STATED GOAL: Identify and reproduce every line holding the string "title".
+---+
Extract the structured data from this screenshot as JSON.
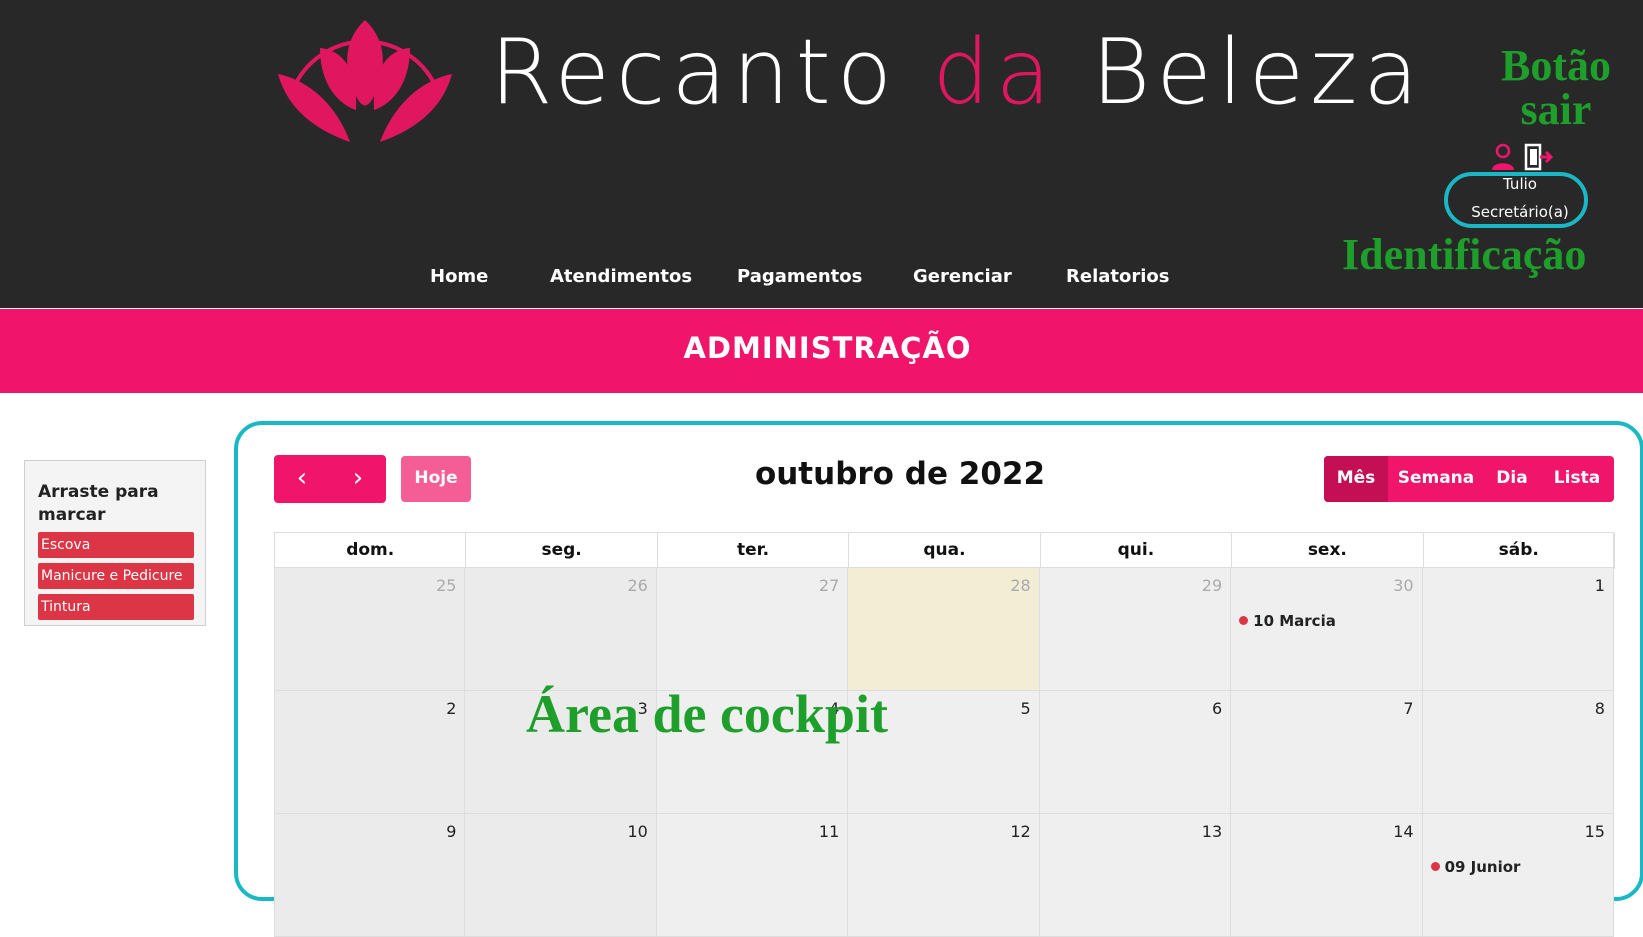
{
  "brand": {
    "part1": "Recanto ",
    "accent": "da",
    "part2": " Beleza",
    "accent_color": "#e0175f"
  },
  "annotations": {
    "exit_line1": "Botão",
    "exit_line2": "sair",
    "identification": "Identificação",
    "cockpit": "Área de cockpit"
  },
  "user": {
    "name": "Tulio",
    "role": "Secretário(a)",
    "icons": [
      "user-icon",
      "exit-icon"
    ]
  },
  "nav": {
    "items": [
      "Home",
      "Atendimentos",
      "Pagamentos",
      "Gerenciar",
      "Relatorios"
    ]
  },
  "banner": {
    "title": "ADMINISTRAÇÃO",
    "color": "#f0156a"
  },
  "drag_panel": {
    "title": "Arraste para marcar",
    "items": [
      "Escova",
      "Manicure e Pedicure",
      "Tintura"
    ]
  },
  "calendar": {
    "prev_icon": "‹",
    "next_icon": "›",
    "today_label": "Hoje",
    "title": "outubro de 2022",
    "views": [
      "Mês",
      "Semana",
      "Dia",
      "Lista"
    ],
    "active_view": "Mês",
    "days_of_week": [
      "dom.",
      "seg.",
      "ter.",
      "qua.",
      "qui.",
      "sex.",
      "sáb."
    ],
    "weeks": [
      [
        {
          "n": "25",
          "muted": true
        },
        {
          "n": "26",
          "muted": true
        },
        {
          "n": "27",
          "muted": true
        },
        {
          "n": "28",
          "muted": true,
          "today": true
        },
        {
          "n": "29",
          "muted": true
        },
        {
          "n": "30",
          "muted": true,
          "event": "10 Marcia"
        },
        {
          "n": "1"
        }
      ],
      [
        {
          "n": "2"
        },
        {
          "n": "3"
        },
        {
          "n": "4"
        },
        {
          "n": "5"
        },
        {
          "n": "6"
        },
        {
          "n": "7"
        },
        {
          "n": "8"
        }
      ],
      [
        {
          "n": "9"
        },
        {
          "n": "10"
        },
        {
          "n": "11"
        },
        {
          "n": "12"
        },
        {
          "n": "13"
        },
        {
          "n": "14"
        },
        {
          "n": "15",
          "event": "09 Junior"
        }
      ]
    ]
  }
}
+---+
FULL SOLUTION:
    "title": "ADMINISTRAÇÃO",
    "title": "Arraste para marcar",
    "title": "outubro de 2022",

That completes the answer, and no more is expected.